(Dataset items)
>>

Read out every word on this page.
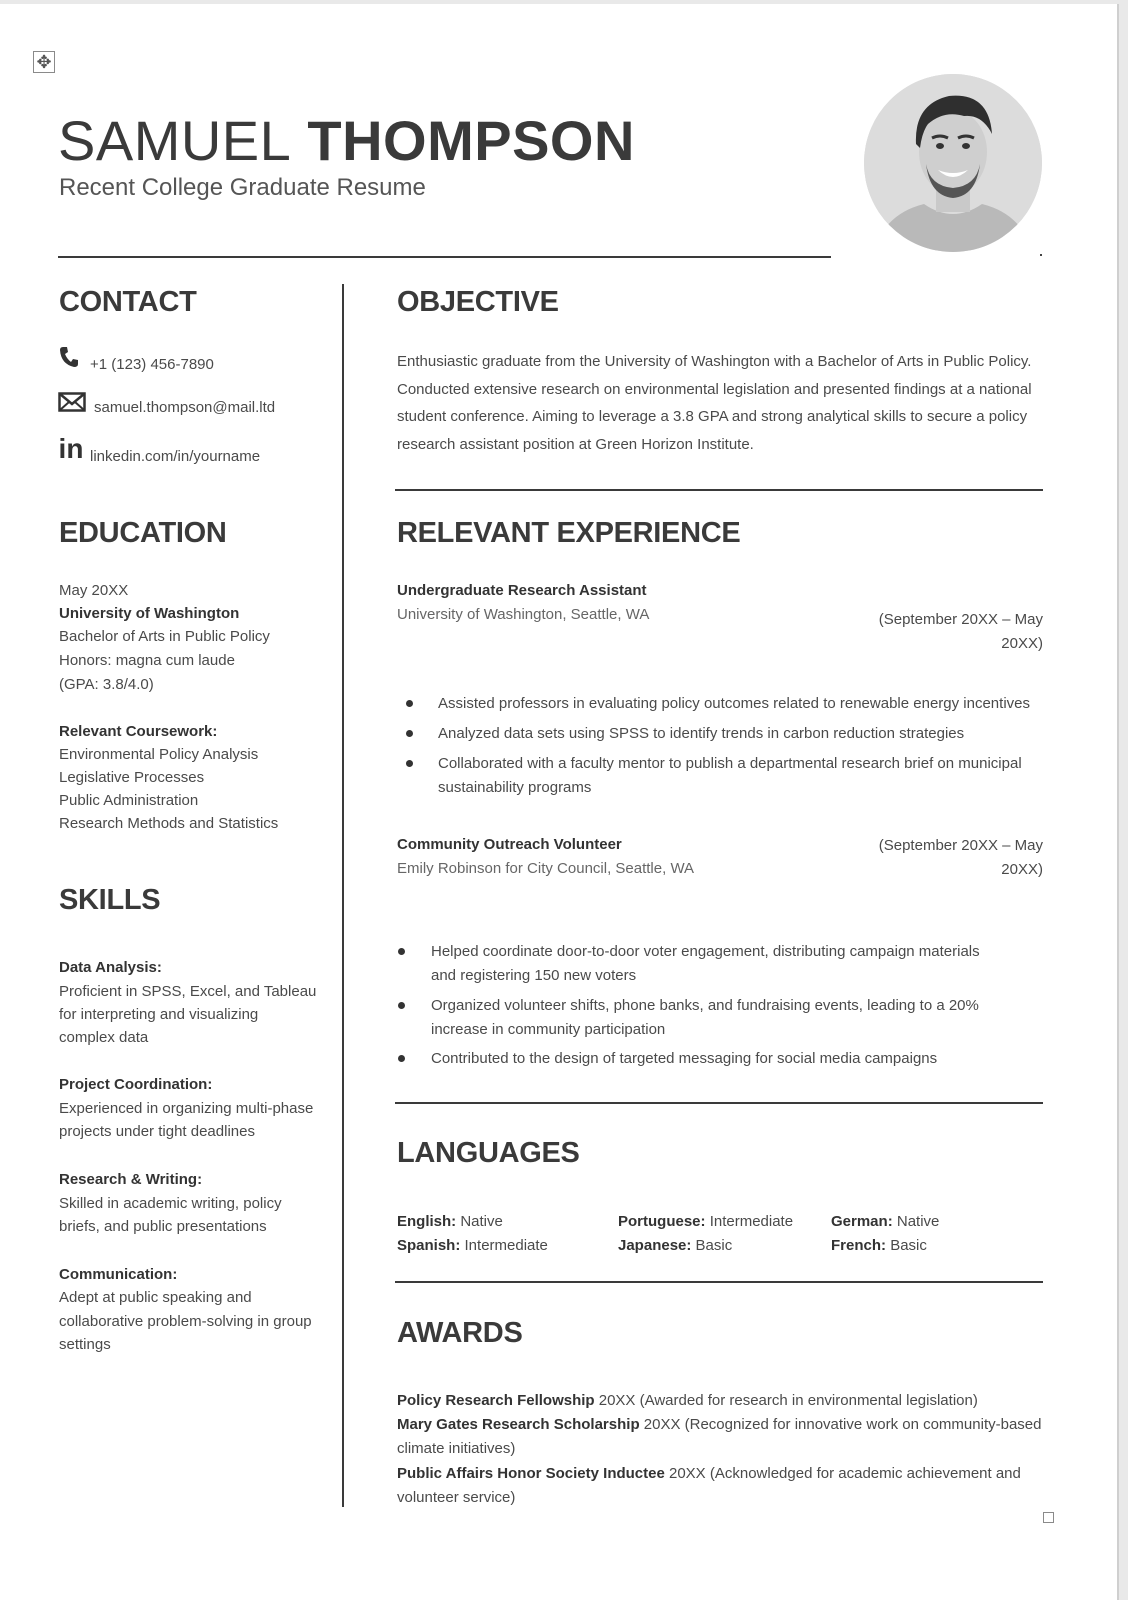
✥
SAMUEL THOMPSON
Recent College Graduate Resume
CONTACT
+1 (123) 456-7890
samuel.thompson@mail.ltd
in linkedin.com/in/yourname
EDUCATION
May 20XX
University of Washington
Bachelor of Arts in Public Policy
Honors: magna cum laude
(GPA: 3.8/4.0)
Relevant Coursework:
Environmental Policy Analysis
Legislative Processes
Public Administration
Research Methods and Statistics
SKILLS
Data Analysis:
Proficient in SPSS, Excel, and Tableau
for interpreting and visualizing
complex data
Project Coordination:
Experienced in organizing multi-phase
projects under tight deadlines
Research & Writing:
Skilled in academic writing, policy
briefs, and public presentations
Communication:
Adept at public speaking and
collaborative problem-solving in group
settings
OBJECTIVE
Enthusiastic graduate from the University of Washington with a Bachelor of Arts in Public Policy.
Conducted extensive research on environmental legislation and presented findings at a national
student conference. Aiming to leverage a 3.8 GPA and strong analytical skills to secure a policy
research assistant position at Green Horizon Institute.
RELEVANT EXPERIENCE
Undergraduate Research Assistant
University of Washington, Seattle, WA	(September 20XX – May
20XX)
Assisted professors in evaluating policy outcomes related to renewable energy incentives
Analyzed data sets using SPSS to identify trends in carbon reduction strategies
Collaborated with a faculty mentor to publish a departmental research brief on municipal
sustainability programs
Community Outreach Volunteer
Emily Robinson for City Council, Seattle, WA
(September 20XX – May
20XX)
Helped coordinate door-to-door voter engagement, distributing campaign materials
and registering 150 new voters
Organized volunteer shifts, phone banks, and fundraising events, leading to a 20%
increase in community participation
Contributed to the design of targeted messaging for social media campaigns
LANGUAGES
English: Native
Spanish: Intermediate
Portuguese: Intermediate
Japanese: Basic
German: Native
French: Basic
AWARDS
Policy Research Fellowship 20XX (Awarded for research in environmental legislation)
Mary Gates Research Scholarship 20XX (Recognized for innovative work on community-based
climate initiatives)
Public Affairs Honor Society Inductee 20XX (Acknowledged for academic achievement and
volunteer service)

<<

→ TASK DETAILS
Every record gets retyped exactly; no picture goes into the copy.

→ TASK OUTPUT
Read out every word on this page.
✥
SAMUEL THOMPSON
Recent College Graduate Resume
CONTACT
+1 (123) 456-7890
samuel.thompson@mail.ltd
in linkedin.com/in/yourname
EDUCATION
May 20XX
University of Washington
Bachelor of Arts in Public Policy
Honors: magna cum laude
(GPA: 3.8/4.0)
Relevant Coursework:
Environmental Policy Analysis
Legislative Processes
Public Administration
Research Methods and Statistics
SKILLS
Data Analysis:
Proficient in SPSS, Excel, and Tableau
for interpreting and visualizing
complex data
Project Coordination:
Experienced in organizing multi-phase
projects under tight deadlines
Research & Writing:
Skilled in academic writing, policy
briefs, and public presentations
Communication:
Adept at public speaking and
collaborative problem-solving in group
settings
OBJECTIVE
Enthusiastic graduate from the University of Washington with a Bachelor of Arts in Public Policy.
Conducted extensive research on environmental legislation and presented findings at a national
student conference. Aiming to leverage a 3.8 GPA and strong analytical skills to secure a policy
research assistant position at Green Horizon Institute.
RELEVANT EXPERIENCE
Undergraduate Research Assistant
University of Washington, Seattle, WA	(September 20XX – May
20XX)
Assisted professors in evaluating policy outcomes related to renewable energy incentives
Analyzed data sets using SPSS to identify trends in carbon reduction strategies
Collaborated with a faculty mentor to publish a departmental research brief on municipal
sustainability programs
Community Outreach Volunteer
Emily Robinson for City Council, Seattle, WA
(September 20XX – May
20XX)
Helped coordinate door-to-door voter engagement, distributing campaign materials
and registering 150 new voters
Organized volunteer shifts, phone banks, and fundraising events, leading to a 20%
increase in community participation
Contributed to the design of targeted messaging for social media campaigns
LANGUAGES
English: Native
Spanish: Intermediate
Portuguese: Intermediate
Japanese: Basic
German: Native
French: Basic
AWARDS
Policy Research Fellowship 20XX (Awarded for research in environmental legislation)
Mary Gates Research Scholarship 20XX (Recognized for innovative work on community-based
climate initiatives)
Public Affairs Honor Society Inductee 20XX (Acknowledged for academic achievement and
volunteer service)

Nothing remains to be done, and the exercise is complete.